■ PROBLEM DESCRIPTION
Transcribe the material word for word, but without the images.

■ TASK MATERIAL
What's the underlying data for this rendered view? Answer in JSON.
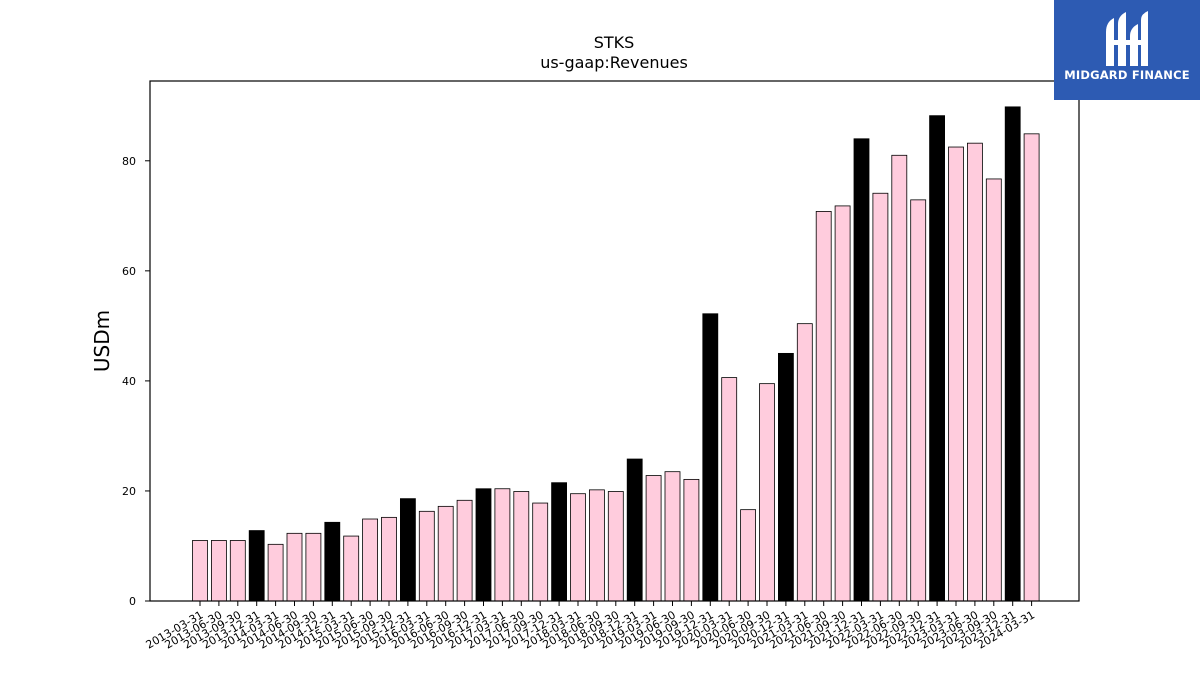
{
  "brand": {
    "logo_text": "MIDGARD FINANCE",
    "logo_color": "#2d5bb3"
  },
  "chart_data": {
    "type": "bar",
    "title": "STKS",
    "subtitle": "us-gaap:Revenues",
    "ylabel": "USDm",
    "ylim": [
      0,
      94.5
    ],
    "yticks": [
      0,
      20,
      40,
      60,
      80
    ],
    "grid": false,
    "colors": {
      "quarter": "#ffccdd",
      "annual": "#000000",
      "edge": "#000000"
    },
    "categories": [
      "2013-03-31",
      "2013-06-30",
      "2013-09-30",
      "2013-12-31",
      "2014-03-31",
      "2014-06-30",
      "2014-09-30",
      "2014-12-31",
      "2015-03-31",
      "2015-06-30",
      "2015-09-30",
      "2015-12-31",
      "2016-03-31",
      "2016-06-30",
      "2016-09-30",
      "2016-12-31",
      "2017-03-31",
      "2017-06-30",
      "2017-09-30",
      "2017-12-31",
      "2018-03-31",
      "2018-06-30",
      "2018-09-30",
      "2018-12-31",
      "2019-03-31",
      "2019-06-30",
      "2019-09-30",
      "2019-12-31",
      "2020-03-31",
      "2020-06-30",
      "2020-09-30",
      "2020-12-31",
      "2021-03-31",
      "2021-06-30",
      "2021-09-30",
      "2021-12-31",
      "2022-03-31",
      "2022-06-30",
      "2022-09-30",
      "2022-12-31",
      "2023-03-31",
      "2023-06-30",
      "2023-09-30",
      "2023-12-31",
      "2024-03-31"
    ],
    "values": [
      11.0,
      11.0,
      11.0,
      12.8,
      10.3,
      12.3,
      12.3,
      14.3,
      11.8,
      14.9,
      15.2,
      18.6,
      16.3,
      17.2,
      18.3,
      20.4,
      20.4,
      19.9,
      17.8,
      21.5,
      19.5,
      20.2,
      19.9,
      25.8,
      22.8,
      23.5,
      22.1,
      52.2,
      40.6,
      16.6,
      39.5,
      45.0,
      50.4,
      70.8,
      71.8,
      84.0,
      74.1,
      81.0,
      72.9,
      88.2,
      82.5,
      83.2,
      76.7,
      89.8,
      84.9
    ],
    "annual": [
      false,
      false,
      false,
      true,
      false,
      false,
      false,
      true,
      false,
      false,
      false,
      true,
      false,
      false,
      false,
      true,
      false,
      false,
      false,
      true,
      false,
      false,
      false,
      true,
      false,
      false,
      false,
      true,
      false,
      false,
      false,
      true,
      false,
      false,
      false,
      true,
      false,
      false,
      false,
      true,
      false,
      false,
      false,
      true,
      false
    ]
  }
}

■ WRITTEN REPLY
What's the underlying data for this rendered view? Answer in JSON.
{
  "brand": {
    "logo_text": "MIDGARD FINANCE",
    "logo_color": "#2d5bb3"
  },
  "chart_data": {
    "type": "bar",
    "title": "STKS",
    "subtitle": "us-gaap:Revenues",
    "ylabel": "USDm",
    "ylim": [
      0,
      94.5
    ],
    "yticks": [
      0,
      20,
      40,
      60,
      80
    ],
    "grid": false,
    "colors": {
      "quarter": "#ffccdd",
      "annual": "#000000",
      "edge": "#000000"
    },
    "categories": [
      "2013-03-31",
      "2013-06-30",
      "2013-09-30",
      "2013-12-31",
      "2014-03-31",
      "2014-06-30",
      "2014-09-30",
      "2014-12-31",
      "2015-03-31",
      "2015-06-30",
      "2015-09-30",
      "2015-12-31",
      "2016-03-31",
      "2016-06-30",
      "2016-09-30",
      "2016-12-31",
      "2017-03-31",
      "2017-06-30",
      "2017-09-30",
      "2017-12-31",
      "2018-03-31",
      "2018-06-30",
      "2018-09-30",
      "2018-12-31",
      "2019-03-31",
      "2019-06-30",
      "2019-09-30",
      "2019-12-31",
      "2020-03-31",
      "2020-06-30",
      "2020-09-30",
      "2020-12-31",
      "2021-03-31",
      "2021-06-30",
      "2021-09-30",
      "2021-12-31",
      "2022-03-31",
      "2022-06-30",
      "2022-09-30",
      "2022-12-31",
      "2023-03-31",
      "2023-06-30",
      "2023-09-30",
      "2023-12-31",
      "2024-03-31"
    ],
    "values": [
      11.0,
      11.0,
      11.0,
      12.8,
      10.3,
      12.3,
      12.3,
      14.3,
      11.8,
      14.9,
      15.2,
      18.6,
      16.3,
      17.2,
      18.3,
      20.4,
      20.4,
      19.9,
      17.8,
      21.5,
      19.5,
      20.2,
      19.9,
      25.8,
      22.8,
      23.5,
      22.1,
      52.2,
      40.6,
      16.6,
      39.5,
      45.0,
      50.4,
      70.8,
      71.8,
      84.0,
      74.1,
      81.0,
      72.9,
      88.2,
      82.5,
      83.2,
      76.7,
      89.8,
      84.9
    ],
    "annual": [
      false,
      false,
      false,
      true,
      false,
      false,
      false,
      true,
      false,
      false,
      false,
      true,
      false,
      false,
      false,
      true,
      false,
      false,
      false,
      true,
      false,
      false,
      false,
      true,
      false,
      false,
      false,
      true,
      false,
      false,
      false,
      true,
      false,
      false,
      false,
      true,
      false,
      false,
      false,
      true,
      false,
      false,
      false,
      true,
      false
    ]
  }
}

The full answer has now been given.